**Objective:** Show each line that has the string "安全第一" in it.

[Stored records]
________
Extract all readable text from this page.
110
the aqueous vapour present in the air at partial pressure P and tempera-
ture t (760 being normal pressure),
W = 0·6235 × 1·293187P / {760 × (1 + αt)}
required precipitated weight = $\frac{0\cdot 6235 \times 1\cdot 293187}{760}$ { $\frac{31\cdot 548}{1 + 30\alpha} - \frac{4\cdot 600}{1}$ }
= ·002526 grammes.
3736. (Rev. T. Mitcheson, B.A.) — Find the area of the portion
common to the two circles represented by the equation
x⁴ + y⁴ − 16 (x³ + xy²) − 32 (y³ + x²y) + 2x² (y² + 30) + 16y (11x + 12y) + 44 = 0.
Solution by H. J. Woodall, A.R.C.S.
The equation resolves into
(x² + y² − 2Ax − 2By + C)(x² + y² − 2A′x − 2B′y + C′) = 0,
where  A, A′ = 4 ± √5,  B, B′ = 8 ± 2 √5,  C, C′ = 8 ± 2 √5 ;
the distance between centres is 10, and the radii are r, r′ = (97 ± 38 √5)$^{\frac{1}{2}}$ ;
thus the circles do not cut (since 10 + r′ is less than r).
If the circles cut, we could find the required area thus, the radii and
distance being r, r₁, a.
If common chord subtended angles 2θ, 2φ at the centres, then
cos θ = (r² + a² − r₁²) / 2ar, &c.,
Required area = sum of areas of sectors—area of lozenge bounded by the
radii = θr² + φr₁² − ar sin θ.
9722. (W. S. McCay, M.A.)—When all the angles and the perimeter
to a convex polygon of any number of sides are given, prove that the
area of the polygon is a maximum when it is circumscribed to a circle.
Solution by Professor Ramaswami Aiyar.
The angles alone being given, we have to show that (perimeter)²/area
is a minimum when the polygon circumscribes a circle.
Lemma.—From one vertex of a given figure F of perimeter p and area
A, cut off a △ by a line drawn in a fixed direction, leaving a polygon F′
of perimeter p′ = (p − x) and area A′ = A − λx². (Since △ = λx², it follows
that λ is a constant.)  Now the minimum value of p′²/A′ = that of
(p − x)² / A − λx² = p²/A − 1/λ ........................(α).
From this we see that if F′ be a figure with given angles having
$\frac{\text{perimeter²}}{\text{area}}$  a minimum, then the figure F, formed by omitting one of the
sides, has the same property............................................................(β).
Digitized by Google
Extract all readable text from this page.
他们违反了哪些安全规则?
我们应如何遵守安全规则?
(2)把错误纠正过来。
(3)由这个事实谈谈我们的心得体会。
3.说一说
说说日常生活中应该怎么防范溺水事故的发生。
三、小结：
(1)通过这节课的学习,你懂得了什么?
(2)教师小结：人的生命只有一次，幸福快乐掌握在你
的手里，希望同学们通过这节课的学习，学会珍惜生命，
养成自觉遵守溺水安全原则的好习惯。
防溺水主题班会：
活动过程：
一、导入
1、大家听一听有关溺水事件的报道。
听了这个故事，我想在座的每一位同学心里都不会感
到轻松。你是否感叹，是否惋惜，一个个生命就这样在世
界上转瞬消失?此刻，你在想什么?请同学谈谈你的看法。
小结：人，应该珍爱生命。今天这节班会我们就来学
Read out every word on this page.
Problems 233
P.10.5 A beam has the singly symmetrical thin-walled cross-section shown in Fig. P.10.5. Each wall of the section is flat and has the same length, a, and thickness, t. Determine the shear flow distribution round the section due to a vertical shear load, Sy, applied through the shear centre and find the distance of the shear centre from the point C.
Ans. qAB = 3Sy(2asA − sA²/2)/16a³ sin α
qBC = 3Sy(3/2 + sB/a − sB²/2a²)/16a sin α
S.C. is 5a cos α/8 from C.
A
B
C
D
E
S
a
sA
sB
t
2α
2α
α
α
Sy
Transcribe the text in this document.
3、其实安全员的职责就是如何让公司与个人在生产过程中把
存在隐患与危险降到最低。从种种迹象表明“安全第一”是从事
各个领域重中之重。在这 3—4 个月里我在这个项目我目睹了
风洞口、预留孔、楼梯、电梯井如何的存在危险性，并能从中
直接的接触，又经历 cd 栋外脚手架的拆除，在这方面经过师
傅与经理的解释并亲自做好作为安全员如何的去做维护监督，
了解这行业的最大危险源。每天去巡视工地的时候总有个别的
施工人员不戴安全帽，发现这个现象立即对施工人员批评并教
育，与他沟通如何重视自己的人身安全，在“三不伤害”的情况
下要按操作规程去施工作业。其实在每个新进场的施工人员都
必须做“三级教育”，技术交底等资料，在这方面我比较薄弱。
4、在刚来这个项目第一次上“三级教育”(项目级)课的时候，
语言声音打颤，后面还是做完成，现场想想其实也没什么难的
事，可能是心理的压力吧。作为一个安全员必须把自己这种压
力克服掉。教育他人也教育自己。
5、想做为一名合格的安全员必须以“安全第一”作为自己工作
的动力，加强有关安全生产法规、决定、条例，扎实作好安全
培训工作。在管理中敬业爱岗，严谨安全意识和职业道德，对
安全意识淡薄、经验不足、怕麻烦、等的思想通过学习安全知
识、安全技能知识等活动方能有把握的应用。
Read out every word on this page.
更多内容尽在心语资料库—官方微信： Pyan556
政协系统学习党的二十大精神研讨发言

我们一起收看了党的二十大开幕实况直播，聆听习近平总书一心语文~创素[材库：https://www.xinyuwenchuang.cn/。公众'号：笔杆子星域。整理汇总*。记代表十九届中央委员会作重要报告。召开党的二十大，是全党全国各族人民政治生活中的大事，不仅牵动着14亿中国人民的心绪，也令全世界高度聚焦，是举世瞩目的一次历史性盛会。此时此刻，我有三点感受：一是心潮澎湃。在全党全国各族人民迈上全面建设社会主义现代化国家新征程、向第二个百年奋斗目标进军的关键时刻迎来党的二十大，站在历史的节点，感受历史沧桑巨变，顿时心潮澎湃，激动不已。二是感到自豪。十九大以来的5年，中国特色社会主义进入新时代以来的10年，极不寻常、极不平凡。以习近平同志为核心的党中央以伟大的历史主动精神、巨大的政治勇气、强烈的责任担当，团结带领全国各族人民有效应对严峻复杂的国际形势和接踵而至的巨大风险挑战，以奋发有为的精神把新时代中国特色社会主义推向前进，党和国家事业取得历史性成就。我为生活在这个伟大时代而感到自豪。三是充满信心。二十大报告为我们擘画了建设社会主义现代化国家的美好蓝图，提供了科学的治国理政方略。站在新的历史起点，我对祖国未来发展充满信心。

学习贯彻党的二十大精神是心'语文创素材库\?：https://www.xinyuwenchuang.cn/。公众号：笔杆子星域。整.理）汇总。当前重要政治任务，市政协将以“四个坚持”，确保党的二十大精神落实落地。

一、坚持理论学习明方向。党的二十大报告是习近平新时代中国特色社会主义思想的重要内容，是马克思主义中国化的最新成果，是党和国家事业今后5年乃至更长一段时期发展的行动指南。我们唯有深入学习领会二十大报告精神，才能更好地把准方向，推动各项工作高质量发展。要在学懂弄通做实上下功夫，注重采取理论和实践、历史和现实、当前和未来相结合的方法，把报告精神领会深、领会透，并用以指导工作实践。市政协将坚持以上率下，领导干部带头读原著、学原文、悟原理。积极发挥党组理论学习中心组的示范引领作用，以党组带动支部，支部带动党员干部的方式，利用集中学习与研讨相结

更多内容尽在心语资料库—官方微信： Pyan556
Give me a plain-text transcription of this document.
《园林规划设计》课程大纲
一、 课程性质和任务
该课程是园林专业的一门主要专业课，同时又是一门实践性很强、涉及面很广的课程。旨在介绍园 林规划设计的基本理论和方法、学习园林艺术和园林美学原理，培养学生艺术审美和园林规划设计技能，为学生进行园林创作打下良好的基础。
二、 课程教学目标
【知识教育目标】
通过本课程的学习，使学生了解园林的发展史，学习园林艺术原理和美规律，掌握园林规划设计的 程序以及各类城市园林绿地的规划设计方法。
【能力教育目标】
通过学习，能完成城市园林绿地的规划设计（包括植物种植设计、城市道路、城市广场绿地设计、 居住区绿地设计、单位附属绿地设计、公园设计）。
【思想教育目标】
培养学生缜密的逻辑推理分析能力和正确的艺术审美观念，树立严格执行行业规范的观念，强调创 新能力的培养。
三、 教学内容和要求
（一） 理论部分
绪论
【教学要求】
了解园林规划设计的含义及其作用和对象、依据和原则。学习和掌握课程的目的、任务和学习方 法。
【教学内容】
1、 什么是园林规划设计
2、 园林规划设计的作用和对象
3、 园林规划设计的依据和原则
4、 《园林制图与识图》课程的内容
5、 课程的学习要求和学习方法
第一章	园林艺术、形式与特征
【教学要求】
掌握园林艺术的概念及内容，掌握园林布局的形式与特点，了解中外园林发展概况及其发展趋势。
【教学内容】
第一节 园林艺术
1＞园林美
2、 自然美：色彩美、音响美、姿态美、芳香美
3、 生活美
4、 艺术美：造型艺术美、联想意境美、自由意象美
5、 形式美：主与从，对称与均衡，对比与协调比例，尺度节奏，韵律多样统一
________
**Output:**
存在隐患与危险降到最低。从种种迹象表明“安全第一”是从事
5、想做为一名合格的安全员必须以“安全第一”作为自己工作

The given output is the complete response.